- **Directive**: Filter the entries below, keeping every line that has the word "κλίνονται".

[start]

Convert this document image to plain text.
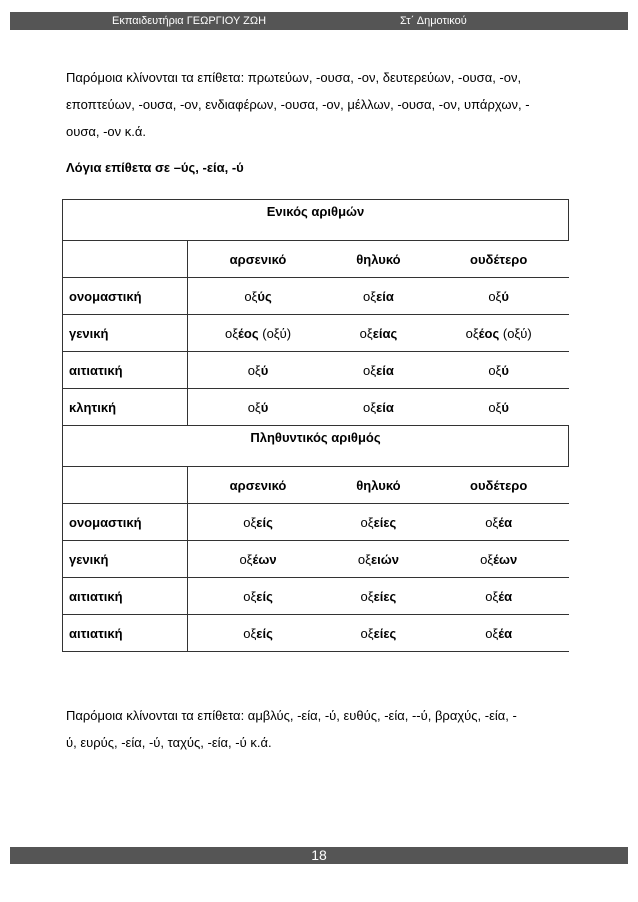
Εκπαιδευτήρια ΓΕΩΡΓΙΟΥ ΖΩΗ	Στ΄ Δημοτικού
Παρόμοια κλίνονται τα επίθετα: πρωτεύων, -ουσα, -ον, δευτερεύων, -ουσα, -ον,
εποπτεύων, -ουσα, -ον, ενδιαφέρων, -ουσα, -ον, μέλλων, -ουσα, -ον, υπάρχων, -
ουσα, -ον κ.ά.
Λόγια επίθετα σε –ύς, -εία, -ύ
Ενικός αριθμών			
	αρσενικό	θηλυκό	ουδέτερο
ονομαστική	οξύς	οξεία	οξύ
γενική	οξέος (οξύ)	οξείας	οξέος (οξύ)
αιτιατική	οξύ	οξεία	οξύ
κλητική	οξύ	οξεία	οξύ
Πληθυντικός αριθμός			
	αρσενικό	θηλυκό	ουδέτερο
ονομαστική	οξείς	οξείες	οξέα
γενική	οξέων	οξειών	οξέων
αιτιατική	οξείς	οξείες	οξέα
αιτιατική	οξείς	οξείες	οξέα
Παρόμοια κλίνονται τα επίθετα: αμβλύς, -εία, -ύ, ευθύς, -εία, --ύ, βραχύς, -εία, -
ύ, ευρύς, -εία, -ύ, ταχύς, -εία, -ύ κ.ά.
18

[end]
[start]

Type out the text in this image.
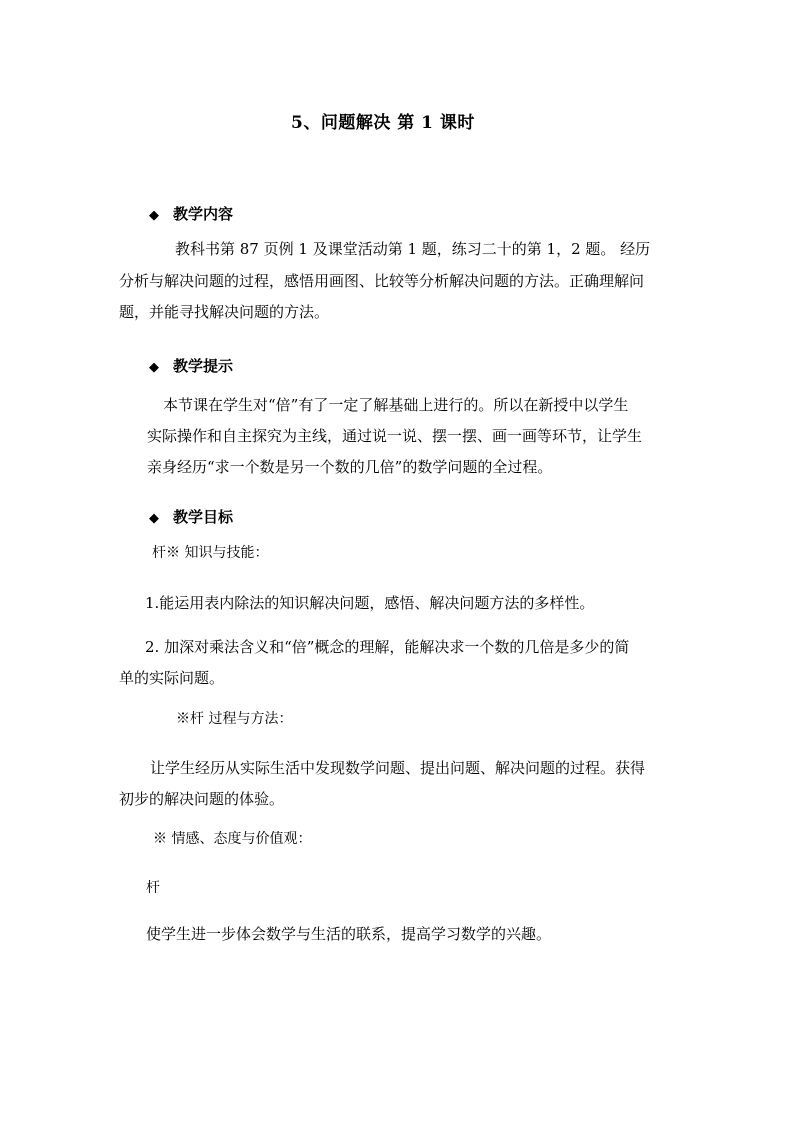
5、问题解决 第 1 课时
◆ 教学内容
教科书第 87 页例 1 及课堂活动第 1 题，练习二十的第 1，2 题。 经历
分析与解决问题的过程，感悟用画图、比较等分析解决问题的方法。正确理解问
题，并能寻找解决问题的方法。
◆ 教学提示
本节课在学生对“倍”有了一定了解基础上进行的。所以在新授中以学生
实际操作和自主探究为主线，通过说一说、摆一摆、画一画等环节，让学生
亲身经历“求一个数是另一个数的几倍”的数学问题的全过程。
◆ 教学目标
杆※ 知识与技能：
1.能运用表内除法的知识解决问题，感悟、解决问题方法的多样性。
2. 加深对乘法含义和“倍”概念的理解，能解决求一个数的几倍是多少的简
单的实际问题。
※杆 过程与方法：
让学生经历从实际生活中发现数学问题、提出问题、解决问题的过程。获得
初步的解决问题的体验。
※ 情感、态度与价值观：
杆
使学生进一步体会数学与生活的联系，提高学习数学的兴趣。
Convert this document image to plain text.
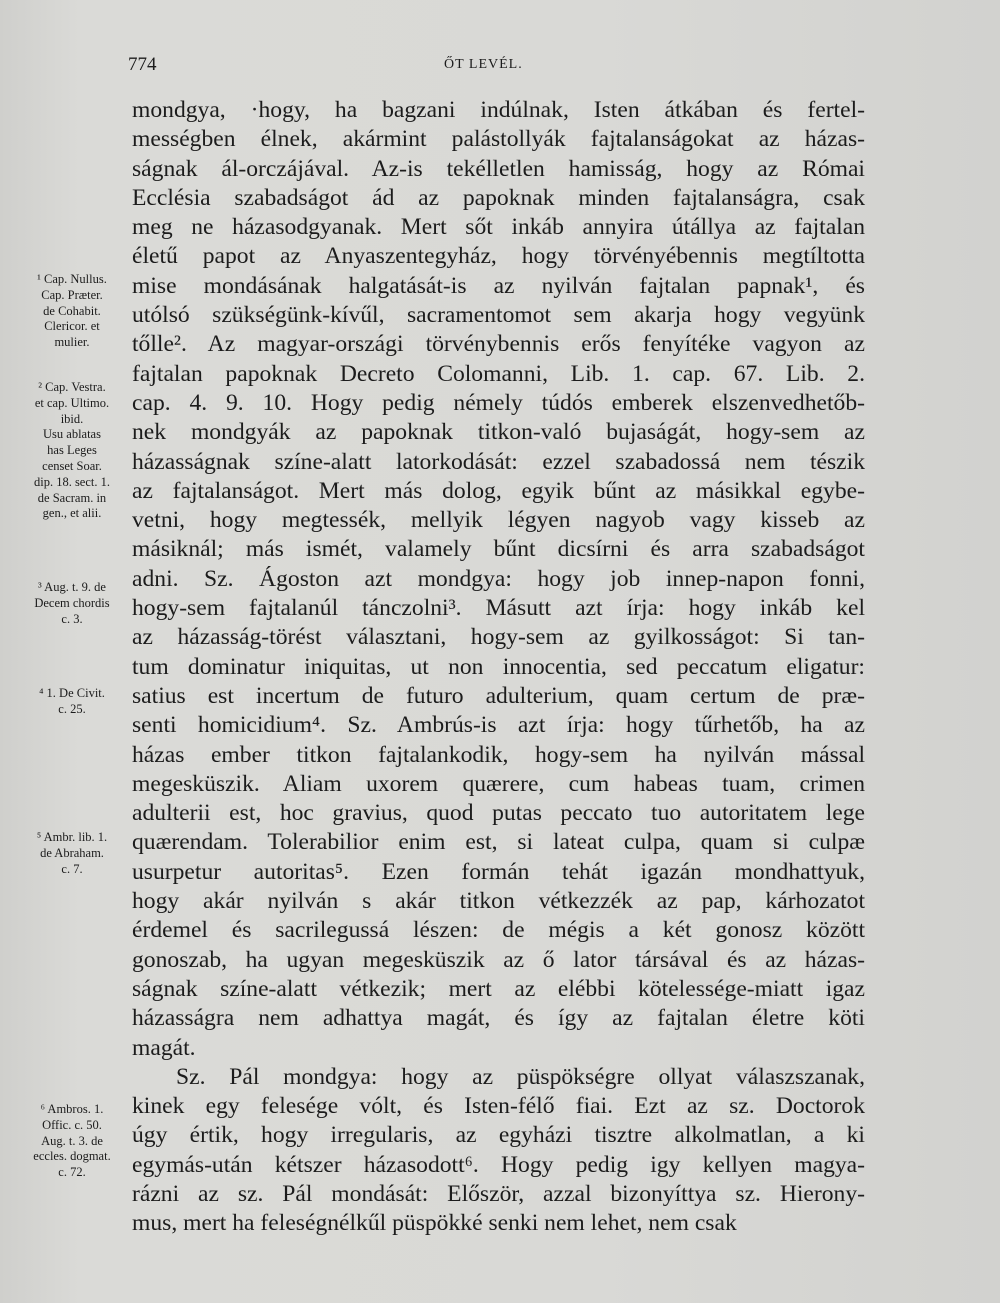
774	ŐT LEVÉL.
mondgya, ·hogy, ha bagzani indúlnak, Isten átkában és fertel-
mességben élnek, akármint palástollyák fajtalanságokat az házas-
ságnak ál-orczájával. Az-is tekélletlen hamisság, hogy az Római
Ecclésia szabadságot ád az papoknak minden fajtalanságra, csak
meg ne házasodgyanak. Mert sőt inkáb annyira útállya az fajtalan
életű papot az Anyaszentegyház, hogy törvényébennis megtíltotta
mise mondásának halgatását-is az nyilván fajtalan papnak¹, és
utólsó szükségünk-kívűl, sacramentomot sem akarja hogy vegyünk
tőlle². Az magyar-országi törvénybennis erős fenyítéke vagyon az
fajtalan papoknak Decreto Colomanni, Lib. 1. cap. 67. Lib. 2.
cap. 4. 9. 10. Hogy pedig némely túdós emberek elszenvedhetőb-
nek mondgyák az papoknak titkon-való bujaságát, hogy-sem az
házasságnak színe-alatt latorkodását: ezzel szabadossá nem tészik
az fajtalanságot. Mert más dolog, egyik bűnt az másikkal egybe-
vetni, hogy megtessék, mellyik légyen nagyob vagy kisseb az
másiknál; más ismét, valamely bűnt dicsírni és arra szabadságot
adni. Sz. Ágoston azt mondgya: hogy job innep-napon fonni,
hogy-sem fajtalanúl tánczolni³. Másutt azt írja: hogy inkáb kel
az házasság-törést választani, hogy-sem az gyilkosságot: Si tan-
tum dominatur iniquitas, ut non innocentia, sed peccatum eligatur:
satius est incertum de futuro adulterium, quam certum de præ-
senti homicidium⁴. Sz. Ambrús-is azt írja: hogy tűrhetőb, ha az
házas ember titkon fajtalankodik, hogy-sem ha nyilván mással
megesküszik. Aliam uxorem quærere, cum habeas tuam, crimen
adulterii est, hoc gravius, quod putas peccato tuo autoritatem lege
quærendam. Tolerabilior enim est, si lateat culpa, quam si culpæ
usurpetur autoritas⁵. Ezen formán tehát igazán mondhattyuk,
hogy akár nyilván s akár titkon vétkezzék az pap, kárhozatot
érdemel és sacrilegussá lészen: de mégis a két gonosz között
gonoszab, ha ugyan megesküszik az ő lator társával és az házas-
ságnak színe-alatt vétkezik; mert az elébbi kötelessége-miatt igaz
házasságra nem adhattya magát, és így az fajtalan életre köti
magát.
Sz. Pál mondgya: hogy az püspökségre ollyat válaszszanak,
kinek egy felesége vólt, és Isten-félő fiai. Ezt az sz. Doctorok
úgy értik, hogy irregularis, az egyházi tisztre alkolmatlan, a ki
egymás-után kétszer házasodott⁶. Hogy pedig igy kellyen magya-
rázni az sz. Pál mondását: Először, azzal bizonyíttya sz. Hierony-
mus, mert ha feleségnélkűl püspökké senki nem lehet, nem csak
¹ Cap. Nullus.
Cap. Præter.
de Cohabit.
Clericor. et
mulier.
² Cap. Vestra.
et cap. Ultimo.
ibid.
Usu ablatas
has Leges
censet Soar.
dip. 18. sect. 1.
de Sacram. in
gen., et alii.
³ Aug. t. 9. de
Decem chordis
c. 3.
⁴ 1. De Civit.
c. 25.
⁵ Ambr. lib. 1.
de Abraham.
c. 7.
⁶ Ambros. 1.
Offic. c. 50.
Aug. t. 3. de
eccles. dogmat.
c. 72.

[end]

- **Exercise output**:
Παρόμοια κλίνονται τα επίθετα: πρωτεύων, -ουσα, -ον, δευτερεύων, -ουσα, -ον,
Παρόμοια κλίνονται τα επίθετα: αμβλύς, -εία, -ύ, ευθύς, -εία, --ύ, βραχύς, -εία, -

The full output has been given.